Across the material below, how many lines contain the word "employed"? Give only the number.

_Exercise data:_
▼

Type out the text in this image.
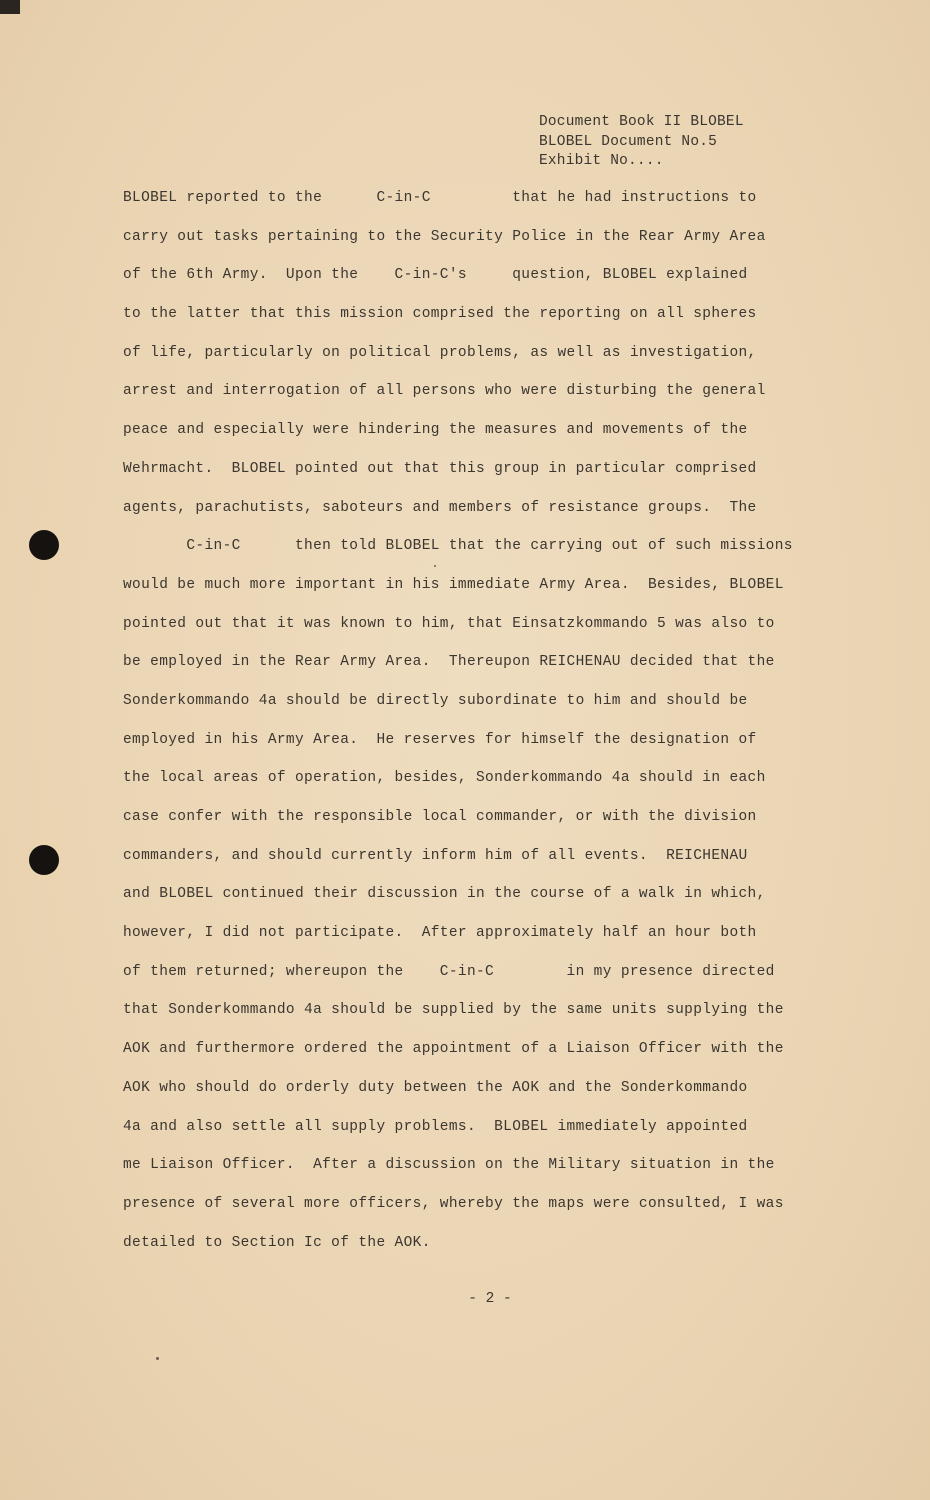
Document Book II BLOBEL
BLOBEL Document No.5
Exhibit No....
BLOBEL reported to the      C-in-C         that he had instructions to
carry out tasks pertaining to the Security Police in the Rear Army Area
of the 6th Army.  Upon the    C-in-C's     question, BLOBEL explained
to the latter that this mission comprised the reporting on all spheres
of life, particularly on political problems, as well as investigation,
arrest and interrogation of all persons who were disturbing the general
peace and especially were hindering the measures and movements of the
Wehrmacht.  BLOBEL pointed out that this group in particular comprised
agents, parachutists, saboteurs and members of resistance groups.  The
C-in-C      then told BLOBEL that the carrying out of such missions
would be much more important in his immediate Army Area.  Besides, BLOBEL
pointed out that it was known to him, that Einsatzkommando 5 was also to
be employed in the Rear Army Area.  Thereupon REICHENAU decided that the
Sonderkommando 4a should be directly subordinate to him and should be
employed in his Army Area.  He reserves for himself the designation of
the local areas of operation, besides, Sonderkommando 4a should in each
case confer with the responsible local commander, or with the division
commanders, and should currently inform him of all events.  REICHENAU
and BLOBEL continued their discussion in the course of a walk in which,
however, I did not participate.  After approximately half an hour both
of them returned; whereupon the    C-in-C        in my presence directed
that Sonderkommando 4a should be supplied by the same units supplying the
AOK and furthermore ordered the appointment of a Liaison Officer with the
AOK who should do orderly duty between the AOK and the Sonderkommando
4a and also settle all supply problems.  BLOBEL immediately appointed
me Liaison Officer.  After a discussion on the Military situation in the
presence of several more officers, whereby the maps were consulted, I was
detailed to Section Ic of the AOK.
- 2 -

▲

_Worked answer:_
2